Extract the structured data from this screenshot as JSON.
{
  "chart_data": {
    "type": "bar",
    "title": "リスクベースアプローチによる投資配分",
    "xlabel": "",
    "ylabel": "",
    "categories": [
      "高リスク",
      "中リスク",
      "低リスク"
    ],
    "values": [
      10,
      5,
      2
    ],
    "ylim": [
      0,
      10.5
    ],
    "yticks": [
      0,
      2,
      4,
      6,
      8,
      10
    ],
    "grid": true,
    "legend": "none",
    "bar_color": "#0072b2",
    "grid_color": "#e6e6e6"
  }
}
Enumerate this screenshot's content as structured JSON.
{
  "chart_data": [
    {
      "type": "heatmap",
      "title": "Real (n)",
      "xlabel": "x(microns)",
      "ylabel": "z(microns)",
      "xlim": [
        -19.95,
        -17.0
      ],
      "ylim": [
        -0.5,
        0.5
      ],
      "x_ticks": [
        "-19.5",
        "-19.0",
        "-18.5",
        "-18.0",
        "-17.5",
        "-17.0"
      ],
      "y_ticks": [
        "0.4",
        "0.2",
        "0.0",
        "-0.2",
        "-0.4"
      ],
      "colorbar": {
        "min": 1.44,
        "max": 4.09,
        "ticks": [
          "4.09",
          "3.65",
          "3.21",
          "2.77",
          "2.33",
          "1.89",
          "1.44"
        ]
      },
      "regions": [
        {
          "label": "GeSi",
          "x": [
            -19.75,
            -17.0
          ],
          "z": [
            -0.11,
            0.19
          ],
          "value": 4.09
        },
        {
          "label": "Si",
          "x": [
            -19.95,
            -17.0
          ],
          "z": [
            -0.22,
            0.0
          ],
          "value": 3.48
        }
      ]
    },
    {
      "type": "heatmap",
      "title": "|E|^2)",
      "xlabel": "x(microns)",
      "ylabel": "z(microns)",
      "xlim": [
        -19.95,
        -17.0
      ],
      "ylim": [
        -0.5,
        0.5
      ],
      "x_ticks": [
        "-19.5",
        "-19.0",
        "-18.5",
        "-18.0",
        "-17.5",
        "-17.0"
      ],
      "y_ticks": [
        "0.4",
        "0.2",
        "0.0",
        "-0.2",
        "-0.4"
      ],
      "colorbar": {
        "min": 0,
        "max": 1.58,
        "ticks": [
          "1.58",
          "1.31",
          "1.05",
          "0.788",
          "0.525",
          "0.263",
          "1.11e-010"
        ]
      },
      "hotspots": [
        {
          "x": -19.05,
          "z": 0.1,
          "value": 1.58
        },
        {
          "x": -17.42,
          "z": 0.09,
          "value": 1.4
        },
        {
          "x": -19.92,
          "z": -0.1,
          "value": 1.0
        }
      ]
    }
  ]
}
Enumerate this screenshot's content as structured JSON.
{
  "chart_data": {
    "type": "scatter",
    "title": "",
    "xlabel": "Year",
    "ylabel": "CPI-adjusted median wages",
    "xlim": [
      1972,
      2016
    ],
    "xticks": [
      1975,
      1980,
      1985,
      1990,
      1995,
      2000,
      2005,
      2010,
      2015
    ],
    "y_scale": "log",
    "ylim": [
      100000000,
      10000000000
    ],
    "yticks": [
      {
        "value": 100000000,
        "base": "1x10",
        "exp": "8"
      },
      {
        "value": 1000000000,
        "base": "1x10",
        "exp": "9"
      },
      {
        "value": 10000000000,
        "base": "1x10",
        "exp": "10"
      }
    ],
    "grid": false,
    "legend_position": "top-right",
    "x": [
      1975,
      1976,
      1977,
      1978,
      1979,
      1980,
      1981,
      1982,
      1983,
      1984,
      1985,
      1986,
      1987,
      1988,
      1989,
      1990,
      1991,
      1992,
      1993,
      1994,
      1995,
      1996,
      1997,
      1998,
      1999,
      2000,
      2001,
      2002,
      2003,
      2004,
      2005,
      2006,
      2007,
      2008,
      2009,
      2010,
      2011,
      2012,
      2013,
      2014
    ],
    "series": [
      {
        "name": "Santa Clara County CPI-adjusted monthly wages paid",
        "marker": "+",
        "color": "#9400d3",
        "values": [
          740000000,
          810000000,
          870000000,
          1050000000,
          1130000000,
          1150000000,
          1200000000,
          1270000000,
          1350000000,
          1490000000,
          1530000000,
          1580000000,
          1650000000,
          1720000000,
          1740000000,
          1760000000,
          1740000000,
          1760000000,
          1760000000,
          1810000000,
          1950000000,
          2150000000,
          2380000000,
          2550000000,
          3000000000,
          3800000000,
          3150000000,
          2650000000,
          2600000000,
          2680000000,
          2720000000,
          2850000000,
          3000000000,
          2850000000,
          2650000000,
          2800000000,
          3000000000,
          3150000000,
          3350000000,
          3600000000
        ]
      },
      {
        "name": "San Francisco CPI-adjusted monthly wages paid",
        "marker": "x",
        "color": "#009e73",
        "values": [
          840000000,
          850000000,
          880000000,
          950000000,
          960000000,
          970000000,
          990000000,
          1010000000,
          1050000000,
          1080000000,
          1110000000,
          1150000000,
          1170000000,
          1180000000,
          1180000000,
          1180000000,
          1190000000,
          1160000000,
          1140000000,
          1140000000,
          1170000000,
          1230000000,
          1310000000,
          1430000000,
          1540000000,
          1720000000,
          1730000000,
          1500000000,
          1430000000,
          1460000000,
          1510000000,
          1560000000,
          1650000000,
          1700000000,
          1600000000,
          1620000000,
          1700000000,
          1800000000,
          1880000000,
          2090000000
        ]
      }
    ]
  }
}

**Problem details:**
How many lines in the records above contain the word "adjusted"? Give only the number.

**Completed exercise:**
3